↓↓↓

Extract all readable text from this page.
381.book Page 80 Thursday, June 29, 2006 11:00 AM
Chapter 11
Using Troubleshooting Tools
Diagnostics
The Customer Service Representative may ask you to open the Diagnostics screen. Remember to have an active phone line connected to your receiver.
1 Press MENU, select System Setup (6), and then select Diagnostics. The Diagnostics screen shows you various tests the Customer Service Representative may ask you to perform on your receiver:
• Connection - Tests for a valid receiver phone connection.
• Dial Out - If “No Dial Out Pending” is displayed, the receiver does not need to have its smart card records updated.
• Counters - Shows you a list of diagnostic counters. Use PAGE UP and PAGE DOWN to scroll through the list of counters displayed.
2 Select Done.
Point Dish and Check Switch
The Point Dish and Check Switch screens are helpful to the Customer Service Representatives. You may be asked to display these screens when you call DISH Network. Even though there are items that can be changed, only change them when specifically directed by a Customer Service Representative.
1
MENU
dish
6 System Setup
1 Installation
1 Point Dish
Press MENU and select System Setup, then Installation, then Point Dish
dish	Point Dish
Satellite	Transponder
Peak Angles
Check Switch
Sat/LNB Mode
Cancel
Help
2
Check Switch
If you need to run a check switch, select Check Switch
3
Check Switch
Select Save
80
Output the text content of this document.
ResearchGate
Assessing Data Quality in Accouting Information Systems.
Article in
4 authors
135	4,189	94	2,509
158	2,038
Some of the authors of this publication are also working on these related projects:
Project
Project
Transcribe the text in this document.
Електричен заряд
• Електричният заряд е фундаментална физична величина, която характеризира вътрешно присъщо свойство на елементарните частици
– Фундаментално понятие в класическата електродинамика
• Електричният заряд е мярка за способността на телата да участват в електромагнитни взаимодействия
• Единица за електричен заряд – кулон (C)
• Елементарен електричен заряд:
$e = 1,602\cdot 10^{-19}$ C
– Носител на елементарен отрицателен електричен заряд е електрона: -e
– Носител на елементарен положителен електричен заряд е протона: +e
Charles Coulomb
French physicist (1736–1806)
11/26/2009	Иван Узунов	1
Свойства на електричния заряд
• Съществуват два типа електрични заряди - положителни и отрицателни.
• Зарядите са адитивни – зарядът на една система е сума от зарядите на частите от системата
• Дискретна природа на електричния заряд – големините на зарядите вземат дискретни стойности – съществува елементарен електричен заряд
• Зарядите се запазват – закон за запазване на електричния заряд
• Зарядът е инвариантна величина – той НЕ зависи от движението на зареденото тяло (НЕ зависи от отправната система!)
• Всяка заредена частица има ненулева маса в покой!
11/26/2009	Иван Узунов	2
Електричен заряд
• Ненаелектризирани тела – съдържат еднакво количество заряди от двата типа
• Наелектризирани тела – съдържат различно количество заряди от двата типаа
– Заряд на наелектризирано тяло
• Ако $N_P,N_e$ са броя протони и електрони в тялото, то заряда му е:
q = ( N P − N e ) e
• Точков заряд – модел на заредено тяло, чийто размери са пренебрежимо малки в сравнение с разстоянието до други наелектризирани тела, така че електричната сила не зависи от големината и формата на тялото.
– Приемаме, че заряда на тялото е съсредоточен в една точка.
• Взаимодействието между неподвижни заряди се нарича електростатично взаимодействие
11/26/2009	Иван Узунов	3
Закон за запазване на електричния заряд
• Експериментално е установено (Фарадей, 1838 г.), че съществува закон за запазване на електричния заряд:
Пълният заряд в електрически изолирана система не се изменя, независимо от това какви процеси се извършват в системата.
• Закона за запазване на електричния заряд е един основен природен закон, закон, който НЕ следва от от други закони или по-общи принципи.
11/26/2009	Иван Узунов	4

↑↑↑

Written instruction: Report how many lines of the data hold the string "Setup"; give only the number.

Final answer: 3